### Recorded data
------------------------------------------------

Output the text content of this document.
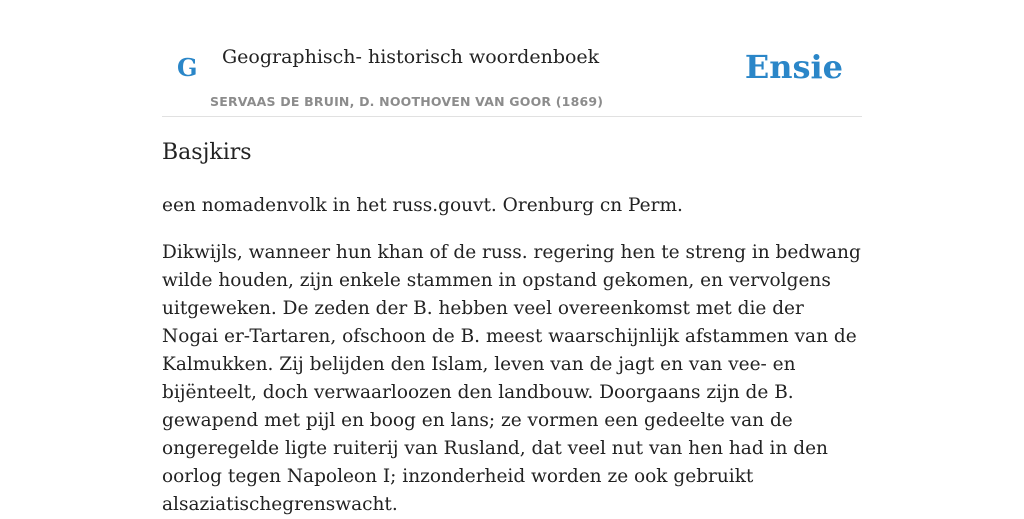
G Geographisch- historisch woordenboek
SERVAAS DE BRUIN, D. NOOTHOVEN VAN GOOR (1869)
Ensie
Basjkirs

een nomadenvolk in het russ.gouvt. Orenburg cn Perm.

Dikwijls, wanneer hun khan of de russ. regering hen te streng in bedwang wilde houden, zijn enkele stammen in opstand gekomen, en vervolgens uitgeweken. De zeden der B. hebben veel overeenkomst met die der Nogai er-Tartaren, ofschoon de B. meest waarschijnlijk afstammen van de Kalmukken. Zij belijden den Islam, leven van de jagt en van vee- en bijënteelt, doch verwaarloozen den landbouw. Doorgaans zijn de B. gewapend met pijl en boog en lans; ze vormen een gedeelte van de ongeregelde ligte ruiterij van Rusland, dat veel nut van hen had in den oorlog tegen Napoleon I; inzonderheid worden ze ook gebruikt alsaziatischegrenswacht.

------------------------------------------------

Leave the images out, please, and restate each line word for word.

Output the text content of this document.
G Geographisch- historisch woordenboek
SERVAAS DE BRUIN, D. NOOTHOVEN VAN GOOR (1869)
Ensie
Basjkirs

een nomadenvolk in het russ.gouvt. Orenburg cn Perm.

Dikwijls, wanneer hun khan of de russ. regering hen te streng in bedwang wilde houden, zijn enkele stammen in opstand gekomen, en vervolgens uitgeweken. De zeden der B. hebben veel overeenkomst met die der Nogai er-Tartaren, ofschoon de B. meest waarschijnlijk afstammen van de Kalmukken. Zij belijden den Islam, leven van de jagt en van vee- en bijënteelt, doch verwaarloozen den landbouw. Doorgaans zijn de B. gewapend met pijl en boog en lans; ze vormen een gedeelte van de ongeregelde ligte ruiterij van Rusland, dat veel nut van hen had in den oorlog tegen Napoleon I; inzonderheid worden ze ook gebruikt alsaziatischegrenswacht.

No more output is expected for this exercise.